* _DIRECTIONS_:
Select all lines in the records that include "families".

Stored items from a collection
# # # # # # #
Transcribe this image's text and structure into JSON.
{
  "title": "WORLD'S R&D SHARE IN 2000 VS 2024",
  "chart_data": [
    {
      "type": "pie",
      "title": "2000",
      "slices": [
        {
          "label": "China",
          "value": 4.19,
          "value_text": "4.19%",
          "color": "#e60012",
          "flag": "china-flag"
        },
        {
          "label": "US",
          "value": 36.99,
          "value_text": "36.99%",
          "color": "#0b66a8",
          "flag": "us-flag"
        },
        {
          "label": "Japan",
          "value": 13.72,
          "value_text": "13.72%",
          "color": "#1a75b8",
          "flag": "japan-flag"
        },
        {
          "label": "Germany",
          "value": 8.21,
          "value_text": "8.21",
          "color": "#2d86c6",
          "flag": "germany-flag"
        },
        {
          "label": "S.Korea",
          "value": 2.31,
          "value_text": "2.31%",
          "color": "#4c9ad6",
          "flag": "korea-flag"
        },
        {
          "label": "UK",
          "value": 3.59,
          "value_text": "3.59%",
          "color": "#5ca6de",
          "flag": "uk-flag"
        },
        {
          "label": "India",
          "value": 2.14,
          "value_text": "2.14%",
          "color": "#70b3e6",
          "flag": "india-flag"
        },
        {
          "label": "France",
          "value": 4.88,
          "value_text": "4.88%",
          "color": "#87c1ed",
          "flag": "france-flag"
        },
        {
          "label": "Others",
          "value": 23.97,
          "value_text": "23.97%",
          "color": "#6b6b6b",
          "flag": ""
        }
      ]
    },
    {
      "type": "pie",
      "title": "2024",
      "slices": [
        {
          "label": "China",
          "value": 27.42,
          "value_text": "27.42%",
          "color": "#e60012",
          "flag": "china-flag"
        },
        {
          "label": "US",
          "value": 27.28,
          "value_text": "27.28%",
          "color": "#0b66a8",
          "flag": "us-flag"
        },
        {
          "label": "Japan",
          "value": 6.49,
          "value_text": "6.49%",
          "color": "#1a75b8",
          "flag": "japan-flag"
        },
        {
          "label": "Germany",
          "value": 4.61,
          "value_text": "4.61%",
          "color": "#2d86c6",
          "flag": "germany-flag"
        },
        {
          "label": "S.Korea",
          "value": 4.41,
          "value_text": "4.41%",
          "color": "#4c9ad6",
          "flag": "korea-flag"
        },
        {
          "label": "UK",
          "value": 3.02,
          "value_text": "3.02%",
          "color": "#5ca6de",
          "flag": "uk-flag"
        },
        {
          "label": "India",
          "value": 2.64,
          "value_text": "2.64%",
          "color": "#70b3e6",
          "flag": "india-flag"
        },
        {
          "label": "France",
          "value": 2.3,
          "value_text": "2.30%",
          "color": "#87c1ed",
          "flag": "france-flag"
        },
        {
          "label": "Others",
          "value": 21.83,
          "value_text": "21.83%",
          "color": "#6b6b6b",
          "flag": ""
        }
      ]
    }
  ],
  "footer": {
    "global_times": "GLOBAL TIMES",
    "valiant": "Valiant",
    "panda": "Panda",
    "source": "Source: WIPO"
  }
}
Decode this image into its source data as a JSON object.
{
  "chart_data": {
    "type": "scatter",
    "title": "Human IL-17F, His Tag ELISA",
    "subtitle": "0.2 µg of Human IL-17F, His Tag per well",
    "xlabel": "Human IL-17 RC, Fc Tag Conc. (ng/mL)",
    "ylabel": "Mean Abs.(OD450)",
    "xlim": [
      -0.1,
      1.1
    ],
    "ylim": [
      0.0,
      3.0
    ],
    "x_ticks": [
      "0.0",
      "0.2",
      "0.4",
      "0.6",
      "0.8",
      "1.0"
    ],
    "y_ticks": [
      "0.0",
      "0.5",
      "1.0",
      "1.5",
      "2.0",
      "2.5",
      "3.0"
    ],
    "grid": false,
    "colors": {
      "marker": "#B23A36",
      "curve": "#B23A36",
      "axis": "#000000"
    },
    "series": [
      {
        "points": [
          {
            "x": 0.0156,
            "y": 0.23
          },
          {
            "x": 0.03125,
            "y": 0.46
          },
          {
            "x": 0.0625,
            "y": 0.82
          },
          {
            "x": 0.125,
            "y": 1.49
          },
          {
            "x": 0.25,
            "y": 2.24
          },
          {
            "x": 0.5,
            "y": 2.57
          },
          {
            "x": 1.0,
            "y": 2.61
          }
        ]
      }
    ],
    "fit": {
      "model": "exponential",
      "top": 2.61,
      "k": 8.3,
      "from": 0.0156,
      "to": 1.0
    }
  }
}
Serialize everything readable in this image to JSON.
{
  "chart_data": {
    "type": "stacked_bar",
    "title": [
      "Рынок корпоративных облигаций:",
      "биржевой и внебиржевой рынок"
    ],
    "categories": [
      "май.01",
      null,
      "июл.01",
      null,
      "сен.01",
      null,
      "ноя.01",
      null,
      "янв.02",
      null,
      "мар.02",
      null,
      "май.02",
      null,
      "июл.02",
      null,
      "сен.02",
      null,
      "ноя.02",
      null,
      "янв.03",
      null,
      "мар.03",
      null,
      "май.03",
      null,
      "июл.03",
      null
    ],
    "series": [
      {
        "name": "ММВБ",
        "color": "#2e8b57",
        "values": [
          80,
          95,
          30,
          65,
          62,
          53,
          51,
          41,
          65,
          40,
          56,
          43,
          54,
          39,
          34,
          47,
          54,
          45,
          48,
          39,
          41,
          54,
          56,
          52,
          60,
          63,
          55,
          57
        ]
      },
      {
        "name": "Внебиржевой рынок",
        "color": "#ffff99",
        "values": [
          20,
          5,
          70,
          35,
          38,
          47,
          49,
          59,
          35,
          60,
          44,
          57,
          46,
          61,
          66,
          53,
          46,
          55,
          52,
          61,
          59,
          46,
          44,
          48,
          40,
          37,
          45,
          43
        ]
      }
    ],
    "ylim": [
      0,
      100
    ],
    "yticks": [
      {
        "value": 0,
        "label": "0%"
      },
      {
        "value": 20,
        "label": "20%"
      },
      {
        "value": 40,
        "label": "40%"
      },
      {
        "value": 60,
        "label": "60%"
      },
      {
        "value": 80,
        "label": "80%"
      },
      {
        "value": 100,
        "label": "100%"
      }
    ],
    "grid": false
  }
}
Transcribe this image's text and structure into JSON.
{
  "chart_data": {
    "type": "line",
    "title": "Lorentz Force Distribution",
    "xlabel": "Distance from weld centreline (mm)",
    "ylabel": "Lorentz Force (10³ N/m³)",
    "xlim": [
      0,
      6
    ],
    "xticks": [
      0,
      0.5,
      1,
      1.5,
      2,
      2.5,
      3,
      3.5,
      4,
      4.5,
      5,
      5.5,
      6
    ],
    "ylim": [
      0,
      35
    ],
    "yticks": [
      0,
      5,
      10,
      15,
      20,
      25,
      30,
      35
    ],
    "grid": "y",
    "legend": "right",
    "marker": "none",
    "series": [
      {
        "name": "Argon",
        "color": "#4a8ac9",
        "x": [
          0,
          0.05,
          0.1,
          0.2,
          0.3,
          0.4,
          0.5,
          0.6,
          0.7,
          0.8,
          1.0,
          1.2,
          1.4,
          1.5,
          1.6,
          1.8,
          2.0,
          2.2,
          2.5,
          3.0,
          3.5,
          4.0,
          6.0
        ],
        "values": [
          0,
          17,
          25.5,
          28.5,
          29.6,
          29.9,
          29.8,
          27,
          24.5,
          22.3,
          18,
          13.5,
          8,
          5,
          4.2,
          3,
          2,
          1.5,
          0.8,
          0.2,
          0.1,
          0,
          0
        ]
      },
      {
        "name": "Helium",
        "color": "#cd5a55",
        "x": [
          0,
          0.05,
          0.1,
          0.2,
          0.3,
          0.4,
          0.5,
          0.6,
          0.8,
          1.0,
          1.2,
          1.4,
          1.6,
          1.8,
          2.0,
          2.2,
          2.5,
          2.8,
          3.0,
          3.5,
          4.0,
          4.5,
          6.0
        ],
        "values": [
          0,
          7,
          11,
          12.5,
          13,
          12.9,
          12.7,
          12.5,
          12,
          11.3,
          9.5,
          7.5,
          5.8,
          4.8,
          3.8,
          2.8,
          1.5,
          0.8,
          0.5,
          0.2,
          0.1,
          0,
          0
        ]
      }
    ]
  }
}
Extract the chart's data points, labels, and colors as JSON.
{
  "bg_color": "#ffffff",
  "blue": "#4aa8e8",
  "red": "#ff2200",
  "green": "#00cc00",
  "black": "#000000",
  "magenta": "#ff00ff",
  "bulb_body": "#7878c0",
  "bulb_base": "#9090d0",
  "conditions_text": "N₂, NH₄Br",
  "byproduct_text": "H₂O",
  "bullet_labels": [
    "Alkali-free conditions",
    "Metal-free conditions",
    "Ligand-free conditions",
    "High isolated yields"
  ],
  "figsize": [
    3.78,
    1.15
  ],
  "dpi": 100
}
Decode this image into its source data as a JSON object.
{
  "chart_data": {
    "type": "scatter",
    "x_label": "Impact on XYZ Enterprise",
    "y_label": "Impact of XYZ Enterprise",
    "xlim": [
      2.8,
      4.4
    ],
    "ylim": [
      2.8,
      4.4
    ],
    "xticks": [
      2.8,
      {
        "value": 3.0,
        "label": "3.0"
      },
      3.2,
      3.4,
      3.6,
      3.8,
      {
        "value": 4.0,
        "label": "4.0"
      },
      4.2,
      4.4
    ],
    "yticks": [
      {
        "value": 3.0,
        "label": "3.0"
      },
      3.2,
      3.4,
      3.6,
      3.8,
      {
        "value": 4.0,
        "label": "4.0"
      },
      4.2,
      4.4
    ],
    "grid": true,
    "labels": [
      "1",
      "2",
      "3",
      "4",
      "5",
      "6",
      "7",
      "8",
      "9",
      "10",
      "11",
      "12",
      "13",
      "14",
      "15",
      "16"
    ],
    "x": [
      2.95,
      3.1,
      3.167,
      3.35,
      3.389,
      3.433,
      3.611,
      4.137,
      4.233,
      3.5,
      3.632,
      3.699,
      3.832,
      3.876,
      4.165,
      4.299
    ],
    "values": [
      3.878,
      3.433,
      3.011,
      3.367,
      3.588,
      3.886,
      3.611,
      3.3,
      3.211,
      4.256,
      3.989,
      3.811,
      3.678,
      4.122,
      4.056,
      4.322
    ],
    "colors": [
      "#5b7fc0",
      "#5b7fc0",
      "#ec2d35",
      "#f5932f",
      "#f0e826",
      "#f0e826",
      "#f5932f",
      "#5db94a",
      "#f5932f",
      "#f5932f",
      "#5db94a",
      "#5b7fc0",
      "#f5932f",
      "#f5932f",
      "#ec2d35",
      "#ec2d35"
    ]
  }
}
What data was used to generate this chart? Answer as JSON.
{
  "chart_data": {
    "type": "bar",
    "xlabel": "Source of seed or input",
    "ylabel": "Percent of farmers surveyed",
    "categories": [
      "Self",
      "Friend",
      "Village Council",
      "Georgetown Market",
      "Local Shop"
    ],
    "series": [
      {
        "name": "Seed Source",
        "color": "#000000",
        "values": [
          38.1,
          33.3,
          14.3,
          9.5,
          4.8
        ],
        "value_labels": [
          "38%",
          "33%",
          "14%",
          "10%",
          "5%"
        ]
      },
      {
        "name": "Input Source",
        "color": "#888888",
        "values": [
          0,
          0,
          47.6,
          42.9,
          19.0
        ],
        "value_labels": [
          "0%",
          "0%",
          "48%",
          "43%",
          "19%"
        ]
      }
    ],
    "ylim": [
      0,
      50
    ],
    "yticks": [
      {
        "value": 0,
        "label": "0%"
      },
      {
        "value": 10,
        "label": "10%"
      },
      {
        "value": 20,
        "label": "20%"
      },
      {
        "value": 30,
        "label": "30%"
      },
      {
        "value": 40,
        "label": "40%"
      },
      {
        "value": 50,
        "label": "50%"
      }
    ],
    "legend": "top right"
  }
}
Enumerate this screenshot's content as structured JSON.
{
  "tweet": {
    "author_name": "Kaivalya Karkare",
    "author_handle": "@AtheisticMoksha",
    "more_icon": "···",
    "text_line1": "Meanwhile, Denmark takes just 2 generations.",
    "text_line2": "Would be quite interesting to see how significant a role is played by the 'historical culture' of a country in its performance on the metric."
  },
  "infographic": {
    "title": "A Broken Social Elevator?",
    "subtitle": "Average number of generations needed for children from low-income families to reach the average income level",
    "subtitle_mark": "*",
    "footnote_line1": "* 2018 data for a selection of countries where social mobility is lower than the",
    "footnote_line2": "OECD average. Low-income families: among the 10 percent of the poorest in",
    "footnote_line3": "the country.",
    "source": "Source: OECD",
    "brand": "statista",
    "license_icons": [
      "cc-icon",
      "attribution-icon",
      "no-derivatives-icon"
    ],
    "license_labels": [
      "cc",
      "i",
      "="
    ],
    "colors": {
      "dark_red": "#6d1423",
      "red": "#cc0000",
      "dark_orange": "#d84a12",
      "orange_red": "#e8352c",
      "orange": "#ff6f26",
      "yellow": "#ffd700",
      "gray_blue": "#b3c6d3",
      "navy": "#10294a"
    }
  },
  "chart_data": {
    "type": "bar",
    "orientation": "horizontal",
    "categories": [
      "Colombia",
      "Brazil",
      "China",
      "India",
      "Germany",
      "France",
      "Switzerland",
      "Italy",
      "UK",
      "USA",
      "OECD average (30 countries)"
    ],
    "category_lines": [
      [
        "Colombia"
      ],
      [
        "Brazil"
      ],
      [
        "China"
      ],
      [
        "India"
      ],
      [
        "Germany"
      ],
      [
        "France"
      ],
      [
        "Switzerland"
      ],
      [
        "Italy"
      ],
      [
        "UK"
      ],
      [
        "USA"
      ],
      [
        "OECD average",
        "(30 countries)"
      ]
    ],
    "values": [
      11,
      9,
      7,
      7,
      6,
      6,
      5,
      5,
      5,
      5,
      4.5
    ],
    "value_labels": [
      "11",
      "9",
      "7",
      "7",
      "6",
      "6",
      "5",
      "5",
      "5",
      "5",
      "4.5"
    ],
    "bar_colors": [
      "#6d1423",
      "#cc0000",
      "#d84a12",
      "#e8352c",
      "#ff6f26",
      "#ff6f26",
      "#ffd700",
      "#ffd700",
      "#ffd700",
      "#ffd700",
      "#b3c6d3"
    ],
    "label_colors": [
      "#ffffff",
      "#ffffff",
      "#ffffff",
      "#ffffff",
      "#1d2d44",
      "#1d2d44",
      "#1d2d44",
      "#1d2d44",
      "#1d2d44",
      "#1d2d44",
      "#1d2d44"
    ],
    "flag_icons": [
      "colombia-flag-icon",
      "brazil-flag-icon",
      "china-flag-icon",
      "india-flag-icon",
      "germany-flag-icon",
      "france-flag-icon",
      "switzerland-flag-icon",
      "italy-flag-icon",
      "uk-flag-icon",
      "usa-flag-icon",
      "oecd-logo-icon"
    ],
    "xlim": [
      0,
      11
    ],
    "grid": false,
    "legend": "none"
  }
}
# # # # # # #
* _THE RESULT_:
    "subtitle": "Average number of generations needed for children from low-income families to reach the average income level",
    "footnote_line2": "OECD average. Low-income families: among the 10 percent of the poorest in",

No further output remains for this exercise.